[BEGIN]

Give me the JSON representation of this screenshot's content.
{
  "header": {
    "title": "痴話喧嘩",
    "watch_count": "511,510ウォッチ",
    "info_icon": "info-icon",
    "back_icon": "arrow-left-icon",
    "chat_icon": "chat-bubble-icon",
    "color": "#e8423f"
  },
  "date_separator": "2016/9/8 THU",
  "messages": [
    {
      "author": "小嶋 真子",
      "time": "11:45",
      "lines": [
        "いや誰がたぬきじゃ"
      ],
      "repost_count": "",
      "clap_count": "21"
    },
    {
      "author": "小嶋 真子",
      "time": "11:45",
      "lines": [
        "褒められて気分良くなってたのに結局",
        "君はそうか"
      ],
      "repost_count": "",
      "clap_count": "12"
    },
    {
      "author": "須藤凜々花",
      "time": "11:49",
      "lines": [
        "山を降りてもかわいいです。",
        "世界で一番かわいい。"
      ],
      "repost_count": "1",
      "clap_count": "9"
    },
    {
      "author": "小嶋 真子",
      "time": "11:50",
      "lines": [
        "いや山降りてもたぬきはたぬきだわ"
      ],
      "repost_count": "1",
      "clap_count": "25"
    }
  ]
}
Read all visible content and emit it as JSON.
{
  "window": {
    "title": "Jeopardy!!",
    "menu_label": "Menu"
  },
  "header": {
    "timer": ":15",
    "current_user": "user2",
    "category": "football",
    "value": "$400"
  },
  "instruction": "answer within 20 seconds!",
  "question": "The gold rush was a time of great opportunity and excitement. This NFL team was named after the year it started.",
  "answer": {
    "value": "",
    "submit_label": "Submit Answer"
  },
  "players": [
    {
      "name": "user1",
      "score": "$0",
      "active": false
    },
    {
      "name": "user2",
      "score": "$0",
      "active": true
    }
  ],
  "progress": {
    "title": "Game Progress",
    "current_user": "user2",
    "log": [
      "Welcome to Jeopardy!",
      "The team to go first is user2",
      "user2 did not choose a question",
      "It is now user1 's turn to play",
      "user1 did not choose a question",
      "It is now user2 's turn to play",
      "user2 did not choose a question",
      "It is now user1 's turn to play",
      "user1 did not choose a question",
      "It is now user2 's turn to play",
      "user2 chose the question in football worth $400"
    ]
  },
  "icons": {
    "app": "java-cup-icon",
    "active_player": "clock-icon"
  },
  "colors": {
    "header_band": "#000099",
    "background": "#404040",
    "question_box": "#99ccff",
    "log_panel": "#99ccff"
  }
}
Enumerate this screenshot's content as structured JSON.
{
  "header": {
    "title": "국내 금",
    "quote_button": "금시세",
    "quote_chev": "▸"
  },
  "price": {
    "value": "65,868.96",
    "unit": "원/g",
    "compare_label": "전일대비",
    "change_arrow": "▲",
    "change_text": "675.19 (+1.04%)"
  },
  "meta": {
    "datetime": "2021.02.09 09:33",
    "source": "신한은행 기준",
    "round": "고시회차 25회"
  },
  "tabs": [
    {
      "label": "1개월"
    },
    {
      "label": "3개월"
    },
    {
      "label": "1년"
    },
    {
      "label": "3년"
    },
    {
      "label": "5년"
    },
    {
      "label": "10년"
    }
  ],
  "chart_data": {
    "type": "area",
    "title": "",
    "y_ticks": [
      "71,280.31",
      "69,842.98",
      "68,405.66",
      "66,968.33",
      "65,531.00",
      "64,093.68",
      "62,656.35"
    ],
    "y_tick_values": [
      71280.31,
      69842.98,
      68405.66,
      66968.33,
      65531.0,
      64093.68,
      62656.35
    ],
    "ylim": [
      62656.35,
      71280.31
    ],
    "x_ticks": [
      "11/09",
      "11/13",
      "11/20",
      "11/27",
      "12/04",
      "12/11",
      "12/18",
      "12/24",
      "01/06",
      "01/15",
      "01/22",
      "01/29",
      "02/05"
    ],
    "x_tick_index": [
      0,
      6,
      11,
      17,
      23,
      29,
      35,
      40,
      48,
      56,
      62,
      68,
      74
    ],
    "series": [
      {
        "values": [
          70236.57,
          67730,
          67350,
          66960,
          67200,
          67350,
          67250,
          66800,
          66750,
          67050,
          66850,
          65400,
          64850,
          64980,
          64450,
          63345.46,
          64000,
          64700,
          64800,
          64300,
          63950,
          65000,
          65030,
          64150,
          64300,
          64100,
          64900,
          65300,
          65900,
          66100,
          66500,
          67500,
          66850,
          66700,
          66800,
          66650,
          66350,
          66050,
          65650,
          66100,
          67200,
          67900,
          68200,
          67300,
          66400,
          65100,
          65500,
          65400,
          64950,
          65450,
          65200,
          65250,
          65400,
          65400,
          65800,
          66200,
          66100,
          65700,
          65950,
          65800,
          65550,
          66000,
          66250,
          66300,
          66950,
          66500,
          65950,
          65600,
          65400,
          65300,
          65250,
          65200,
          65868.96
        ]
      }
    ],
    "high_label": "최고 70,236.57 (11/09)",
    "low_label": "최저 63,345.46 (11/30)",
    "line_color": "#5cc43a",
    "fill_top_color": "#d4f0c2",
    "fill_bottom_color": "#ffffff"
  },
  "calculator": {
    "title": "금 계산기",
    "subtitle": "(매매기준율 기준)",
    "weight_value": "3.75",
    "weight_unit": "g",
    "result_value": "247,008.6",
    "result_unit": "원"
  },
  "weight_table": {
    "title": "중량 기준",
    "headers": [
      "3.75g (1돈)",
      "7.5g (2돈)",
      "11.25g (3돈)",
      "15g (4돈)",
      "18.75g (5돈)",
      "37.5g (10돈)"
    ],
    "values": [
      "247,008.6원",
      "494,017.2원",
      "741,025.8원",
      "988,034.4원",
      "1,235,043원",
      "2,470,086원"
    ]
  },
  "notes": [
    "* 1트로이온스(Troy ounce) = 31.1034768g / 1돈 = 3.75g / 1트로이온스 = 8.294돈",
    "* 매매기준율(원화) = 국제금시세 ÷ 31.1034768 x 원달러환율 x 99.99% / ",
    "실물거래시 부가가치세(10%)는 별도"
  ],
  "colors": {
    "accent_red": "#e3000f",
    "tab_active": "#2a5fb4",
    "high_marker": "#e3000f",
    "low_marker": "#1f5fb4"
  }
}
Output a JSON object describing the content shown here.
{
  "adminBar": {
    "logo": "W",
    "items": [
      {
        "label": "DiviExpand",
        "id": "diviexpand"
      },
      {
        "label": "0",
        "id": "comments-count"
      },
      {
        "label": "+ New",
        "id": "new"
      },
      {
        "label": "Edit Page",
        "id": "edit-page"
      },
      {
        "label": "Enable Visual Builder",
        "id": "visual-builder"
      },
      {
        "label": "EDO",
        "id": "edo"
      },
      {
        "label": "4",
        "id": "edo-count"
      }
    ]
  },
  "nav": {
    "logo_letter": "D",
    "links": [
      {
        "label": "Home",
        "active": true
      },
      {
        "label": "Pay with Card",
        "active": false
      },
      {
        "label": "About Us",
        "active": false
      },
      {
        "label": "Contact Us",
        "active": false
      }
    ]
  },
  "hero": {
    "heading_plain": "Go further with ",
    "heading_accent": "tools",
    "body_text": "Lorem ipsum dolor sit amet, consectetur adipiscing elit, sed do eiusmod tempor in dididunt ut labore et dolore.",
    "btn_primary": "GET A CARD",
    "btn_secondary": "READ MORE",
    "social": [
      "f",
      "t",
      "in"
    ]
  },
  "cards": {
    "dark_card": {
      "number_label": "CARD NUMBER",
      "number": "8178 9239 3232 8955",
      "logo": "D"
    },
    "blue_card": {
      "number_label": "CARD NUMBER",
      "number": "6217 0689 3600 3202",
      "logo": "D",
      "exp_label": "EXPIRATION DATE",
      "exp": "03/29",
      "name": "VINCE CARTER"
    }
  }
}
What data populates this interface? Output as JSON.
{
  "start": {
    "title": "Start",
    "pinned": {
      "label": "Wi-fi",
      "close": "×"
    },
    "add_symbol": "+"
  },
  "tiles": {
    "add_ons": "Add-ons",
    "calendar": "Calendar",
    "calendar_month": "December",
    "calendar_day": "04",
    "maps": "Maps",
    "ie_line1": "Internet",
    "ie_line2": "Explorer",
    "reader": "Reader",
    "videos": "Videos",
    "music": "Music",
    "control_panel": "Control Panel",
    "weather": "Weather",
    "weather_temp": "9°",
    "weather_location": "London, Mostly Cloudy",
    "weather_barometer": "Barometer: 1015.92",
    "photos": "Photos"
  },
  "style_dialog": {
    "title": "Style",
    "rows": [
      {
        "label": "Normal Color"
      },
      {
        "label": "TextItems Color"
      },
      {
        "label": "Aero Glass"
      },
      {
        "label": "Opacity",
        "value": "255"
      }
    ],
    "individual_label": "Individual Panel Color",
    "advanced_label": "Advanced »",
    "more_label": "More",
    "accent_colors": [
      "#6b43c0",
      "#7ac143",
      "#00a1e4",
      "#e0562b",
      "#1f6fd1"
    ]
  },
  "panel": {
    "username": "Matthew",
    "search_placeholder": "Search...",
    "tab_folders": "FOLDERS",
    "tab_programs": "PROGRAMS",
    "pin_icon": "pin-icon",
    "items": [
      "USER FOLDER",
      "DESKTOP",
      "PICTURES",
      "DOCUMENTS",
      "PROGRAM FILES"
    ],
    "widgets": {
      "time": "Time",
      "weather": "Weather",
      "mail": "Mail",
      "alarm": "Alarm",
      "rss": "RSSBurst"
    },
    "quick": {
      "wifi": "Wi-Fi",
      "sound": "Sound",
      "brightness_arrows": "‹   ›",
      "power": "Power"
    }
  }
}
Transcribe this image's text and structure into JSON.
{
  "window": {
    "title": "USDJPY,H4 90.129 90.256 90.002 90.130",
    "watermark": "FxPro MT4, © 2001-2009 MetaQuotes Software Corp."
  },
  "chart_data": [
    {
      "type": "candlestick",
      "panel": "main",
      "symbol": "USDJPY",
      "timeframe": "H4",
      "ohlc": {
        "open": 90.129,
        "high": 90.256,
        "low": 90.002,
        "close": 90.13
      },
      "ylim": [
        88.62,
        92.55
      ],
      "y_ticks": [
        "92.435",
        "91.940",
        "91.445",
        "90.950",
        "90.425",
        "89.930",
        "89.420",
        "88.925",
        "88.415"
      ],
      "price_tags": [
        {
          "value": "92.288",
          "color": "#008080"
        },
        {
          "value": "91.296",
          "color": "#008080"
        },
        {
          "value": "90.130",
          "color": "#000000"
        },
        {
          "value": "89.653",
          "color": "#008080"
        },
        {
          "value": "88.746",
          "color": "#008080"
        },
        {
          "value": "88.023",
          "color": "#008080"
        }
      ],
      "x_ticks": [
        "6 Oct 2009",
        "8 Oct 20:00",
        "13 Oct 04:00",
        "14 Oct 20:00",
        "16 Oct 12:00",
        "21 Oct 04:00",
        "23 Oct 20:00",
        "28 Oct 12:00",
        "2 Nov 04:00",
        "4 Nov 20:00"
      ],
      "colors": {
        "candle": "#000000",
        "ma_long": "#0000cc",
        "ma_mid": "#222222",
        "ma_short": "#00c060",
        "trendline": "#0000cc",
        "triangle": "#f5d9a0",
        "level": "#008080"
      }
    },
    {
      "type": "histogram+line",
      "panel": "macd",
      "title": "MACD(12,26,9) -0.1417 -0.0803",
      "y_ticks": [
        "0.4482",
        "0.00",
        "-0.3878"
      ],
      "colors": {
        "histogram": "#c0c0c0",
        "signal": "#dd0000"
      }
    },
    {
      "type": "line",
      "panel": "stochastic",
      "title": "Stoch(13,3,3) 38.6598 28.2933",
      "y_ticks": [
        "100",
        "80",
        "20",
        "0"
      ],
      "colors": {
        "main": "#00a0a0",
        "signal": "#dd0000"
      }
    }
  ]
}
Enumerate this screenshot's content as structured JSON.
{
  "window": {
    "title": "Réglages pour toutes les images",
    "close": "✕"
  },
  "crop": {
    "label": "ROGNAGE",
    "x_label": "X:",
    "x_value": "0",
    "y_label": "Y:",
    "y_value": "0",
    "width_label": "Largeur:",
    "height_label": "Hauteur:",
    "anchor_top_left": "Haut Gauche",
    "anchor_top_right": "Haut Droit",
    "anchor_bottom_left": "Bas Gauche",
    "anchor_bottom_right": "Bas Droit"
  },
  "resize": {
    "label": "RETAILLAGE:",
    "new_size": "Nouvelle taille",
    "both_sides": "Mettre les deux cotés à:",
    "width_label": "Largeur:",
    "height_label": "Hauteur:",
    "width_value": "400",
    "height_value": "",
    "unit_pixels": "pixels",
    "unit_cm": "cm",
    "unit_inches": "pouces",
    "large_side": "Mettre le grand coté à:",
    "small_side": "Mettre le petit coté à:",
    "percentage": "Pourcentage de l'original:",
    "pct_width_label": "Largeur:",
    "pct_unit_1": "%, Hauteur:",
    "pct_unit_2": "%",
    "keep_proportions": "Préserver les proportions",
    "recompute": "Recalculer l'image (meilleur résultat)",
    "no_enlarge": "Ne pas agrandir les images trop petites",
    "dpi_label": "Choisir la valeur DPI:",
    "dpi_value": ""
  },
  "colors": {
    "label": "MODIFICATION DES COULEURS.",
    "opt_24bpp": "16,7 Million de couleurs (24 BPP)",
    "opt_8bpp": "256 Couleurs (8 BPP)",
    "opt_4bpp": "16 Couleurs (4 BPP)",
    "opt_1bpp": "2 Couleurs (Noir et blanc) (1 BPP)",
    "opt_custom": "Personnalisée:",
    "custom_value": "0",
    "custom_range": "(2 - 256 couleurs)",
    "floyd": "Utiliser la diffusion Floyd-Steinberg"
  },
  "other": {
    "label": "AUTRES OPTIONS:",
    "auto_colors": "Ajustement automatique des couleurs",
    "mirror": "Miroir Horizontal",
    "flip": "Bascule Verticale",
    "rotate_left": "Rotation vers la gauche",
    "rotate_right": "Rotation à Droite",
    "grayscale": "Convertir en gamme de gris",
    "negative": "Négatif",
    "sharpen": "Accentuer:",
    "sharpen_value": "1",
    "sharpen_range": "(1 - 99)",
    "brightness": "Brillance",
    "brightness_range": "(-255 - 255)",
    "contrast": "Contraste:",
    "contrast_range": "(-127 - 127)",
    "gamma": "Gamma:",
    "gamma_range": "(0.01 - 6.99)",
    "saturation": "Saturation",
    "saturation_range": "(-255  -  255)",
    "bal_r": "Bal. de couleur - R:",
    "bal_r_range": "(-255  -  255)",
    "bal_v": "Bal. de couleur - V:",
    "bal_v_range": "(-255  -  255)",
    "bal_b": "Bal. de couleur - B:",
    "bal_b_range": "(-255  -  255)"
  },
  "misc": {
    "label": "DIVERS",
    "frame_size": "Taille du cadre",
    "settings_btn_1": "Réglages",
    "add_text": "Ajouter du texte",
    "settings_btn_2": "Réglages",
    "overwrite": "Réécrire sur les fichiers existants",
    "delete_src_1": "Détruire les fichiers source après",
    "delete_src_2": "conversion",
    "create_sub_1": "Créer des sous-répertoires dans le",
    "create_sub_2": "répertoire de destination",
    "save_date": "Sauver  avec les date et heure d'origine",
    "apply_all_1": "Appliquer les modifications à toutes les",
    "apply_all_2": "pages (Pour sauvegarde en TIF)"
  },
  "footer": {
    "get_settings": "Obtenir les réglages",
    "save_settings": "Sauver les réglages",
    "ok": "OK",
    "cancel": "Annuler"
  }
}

[END]

From the records above, pull out every line containing the word "USDJPY".

→ **CORRECT RESULT**:
    "title": "USDJPY,H4 90.129 90.256 90.002 90.130",
      "symbol": "USDJPY",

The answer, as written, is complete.